→ **YOUR GOAL**: Write the records out again, keeping each line exactly as it is.

[START OF WORKING DATA]

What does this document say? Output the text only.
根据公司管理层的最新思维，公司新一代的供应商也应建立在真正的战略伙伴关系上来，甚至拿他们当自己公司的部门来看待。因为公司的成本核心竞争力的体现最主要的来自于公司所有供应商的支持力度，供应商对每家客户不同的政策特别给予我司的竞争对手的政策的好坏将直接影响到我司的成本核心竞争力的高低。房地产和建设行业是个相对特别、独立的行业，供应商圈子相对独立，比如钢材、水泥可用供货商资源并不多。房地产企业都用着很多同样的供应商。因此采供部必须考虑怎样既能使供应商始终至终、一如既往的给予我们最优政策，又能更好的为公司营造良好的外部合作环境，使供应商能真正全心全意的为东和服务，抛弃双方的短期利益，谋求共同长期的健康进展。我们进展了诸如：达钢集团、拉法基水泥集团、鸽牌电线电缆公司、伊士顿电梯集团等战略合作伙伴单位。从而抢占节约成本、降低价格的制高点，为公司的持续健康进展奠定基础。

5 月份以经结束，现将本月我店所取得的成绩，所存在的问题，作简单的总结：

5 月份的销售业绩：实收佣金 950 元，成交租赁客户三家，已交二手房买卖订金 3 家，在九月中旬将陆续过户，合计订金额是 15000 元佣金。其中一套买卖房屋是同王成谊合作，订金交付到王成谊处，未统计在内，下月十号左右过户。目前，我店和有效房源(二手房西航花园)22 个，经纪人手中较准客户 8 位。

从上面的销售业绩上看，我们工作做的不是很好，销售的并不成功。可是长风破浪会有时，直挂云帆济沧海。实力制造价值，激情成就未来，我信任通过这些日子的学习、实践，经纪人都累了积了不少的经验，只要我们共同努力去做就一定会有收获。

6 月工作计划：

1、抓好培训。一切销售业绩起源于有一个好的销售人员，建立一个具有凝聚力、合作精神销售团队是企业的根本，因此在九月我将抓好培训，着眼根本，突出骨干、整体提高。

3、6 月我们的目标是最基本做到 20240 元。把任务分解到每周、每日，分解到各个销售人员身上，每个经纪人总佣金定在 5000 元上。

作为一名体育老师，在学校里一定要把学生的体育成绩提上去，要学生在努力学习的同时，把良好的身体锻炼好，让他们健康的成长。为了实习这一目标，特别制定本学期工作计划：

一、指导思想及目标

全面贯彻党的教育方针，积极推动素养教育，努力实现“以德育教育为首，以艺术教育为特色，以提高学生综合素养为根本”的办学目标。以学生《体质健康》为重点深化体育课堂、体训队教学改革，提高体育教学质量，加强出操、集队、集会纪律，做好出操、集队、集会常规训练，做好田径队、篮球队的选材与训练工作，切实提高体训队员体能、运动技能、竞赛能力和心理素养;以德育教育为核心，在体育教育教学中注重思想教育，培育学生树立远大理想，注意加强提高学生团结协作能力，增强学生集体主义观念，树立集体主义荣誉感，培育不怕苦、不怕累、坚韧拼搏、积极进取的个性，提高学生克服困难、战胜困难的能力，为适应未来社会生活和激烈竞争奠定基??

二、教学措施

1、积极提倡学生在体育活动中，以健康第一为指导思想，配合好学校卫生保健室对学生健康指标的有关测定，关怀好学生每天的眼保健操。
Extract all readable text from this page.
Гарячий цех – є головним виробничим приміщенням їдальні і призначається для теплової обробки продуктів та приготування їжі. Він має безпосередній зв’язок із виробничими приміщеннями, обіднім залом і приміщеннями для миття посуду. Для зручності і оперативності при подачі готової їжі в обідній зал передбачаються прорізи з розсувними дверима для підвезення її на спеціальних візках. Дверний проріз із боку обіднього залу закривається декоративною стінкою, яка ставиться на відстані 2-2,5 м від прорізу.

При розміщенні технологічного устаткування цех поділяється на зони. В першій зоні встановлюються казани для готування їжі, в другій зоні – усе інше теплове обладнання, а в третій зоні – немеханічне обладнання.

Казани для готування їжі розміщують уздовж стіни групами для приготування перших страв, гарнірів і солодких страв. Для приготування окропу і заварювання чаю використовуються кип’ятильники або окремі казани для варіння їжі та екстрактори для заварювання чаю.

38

[END OF WORKING DATA]

→ **CORRECT RESPONSE**:
What does this document say? Output the text only.
根据公司管理层的最新思维，公司新一代的供应商也应建立在真正的战略伙伴关系上来，甚至拿他们当自己公司的部门来看待。因为公司的成本核心竞争力的体现最主要的来自于公司所有供应商的支持力度，供应商对每家客户不同的政策特别给予我司的竞争对手的政策的好坏将直接影响到我司的成本核心竞争力的高低。房地产和建设行业是个相对特别、独立的行业，供应商圈子相对独立，比如钢材、水泥可用供货商资源并不多。房地产企业都用着很多同样的供应商。因此采供部必须考虑怎样既能使供应商始终至终、一如既往的给予我们最优政策，又能更好的为公司营造良好的外部合作环境，使供应商能真正全心全意的为东和服务，抛弃双方的短期利益，谋求共同长期的健康进展。我们进展了诸如：达钢集团、拉法基水泥集团、鸽牌电线电缆公司、伊士顿电梯集团等战略合作伙伴单位。从而抢占节约成本、降低价格的制高点，为公司的持续健康进展奠定基础。

5 月份以经结束，现将本月我店所取得的成绩，所存在的问题，作简单的总结：

5 月份的销售业绩：实收佣金 950 元，成交租赁客户三家，已交二手房买卖订金 3 家，在九月中旬将陆续过户，合计订金额是 15000 元佣金。其中一套买卖房屋是同王成谊合作，订金交付到王成谊处，未统计在内，下月十号左右过户。目前，我店和有效房源(二手房西航花园)22 个，经纪人手中较准客户 8 位。

从上面的销售业绩上看，我们工作做的不是很好，销售的并不成功。可是长风破浪会有时，直挂云帆济沧海。实力制造价值，激情成就未来，我信任通过这些日子的学习、实践，经纪人都累了积了不少的经验，只要我们共同努力去做就一定会有收获。

6 月工作计划：

1、抓好培训。一切销售业绩起源于有一个好的销售人员，建立一个具有凝聚力、合作精神销售团队是企业的根本，因此在九月我将抓好培训，着眼根本，突出骨干、整体提高。

3、6 月我们的目标是最基本做到 20240 元。把任务分解到每周、每日，分解到各个销售人员身上，每个经纪人总佣金定在 5000 元上。

作为一名体育老师，在学校里一定要把学生的体育成绩提上去，要学生在努力学习的同时，把良好的身体锻炼好，让他们健康的成长。为了实习这一目标，特别制定本学期工作计划：

一、指导思想及目标

全面贯彻党的教育方针，积极推动素养教育，努力实现“以德育教育为首，以艺术教育为特色，以提高学生综合素养为根本”的办学目标。以学生《体质健康》为重点深化体育课堂、体训队教学改革，提高体育教学质量，加强出操、集队、集会纪律，做好出操、集队、集会常规训练，做好田径队、篮球队的选材与训练工作，切实提高体训队员体能、运动技能、竞赛能力和心理素养;以德育教育为核心，在体育教育教学中注重思想教育，培育学生树立远大理想，注意加强提高学生团结协作能力，增强学生集体主义观念，树立集体主义荣誉感，培育不怕苦、不怕累、坚韧拼搏、积极进取的个性，提高学生克服困难、战胜困难的能力，为适应未来社会生活和激烈竞争奠定基??

二、教学措施

1、积极提倡学生在体育活动中，以健康第一为指导思想，配合好学校卫生保健室对学生健康指标的有关测定，关怀好学生每天的眼保健操。
Extract all readable text from this page.
Гарячий цех – є головним виробничим приміщенням їдальні і призначається для теплової обробки продуктів та приготування їжі. Він має безпосередній зв’язок із виробничими приміщеннями, обіднім залом і приміщеннями для миття посуду. Для зручності і оперативності при подачі готової їжі в обідній зал передбачаються прорізи з розсувними дверима для підвезення її на спеціальних візках. Дверний проріз із боку обіднього залу закривається декоративною стінкою, яка ставиться на відстані 2-2,5 м від прорізу.

При розміщенні технологічного устаткування цех поділяється на зони. В першій зоні встановлюються казани для готування їжі, в другій зоні – усе інше теплове обладнання, а в третій зоні – немеханічне обладнання.

Казани для готування їжі розміщують уздовж стіни групами для приготування перших страв, гарнірів і солодких страв. Для приготування окропу і заварювання чаю використовуються кип’ятильники або окремі казани для варіння їжі та екстрактори для заварювання чаю.

38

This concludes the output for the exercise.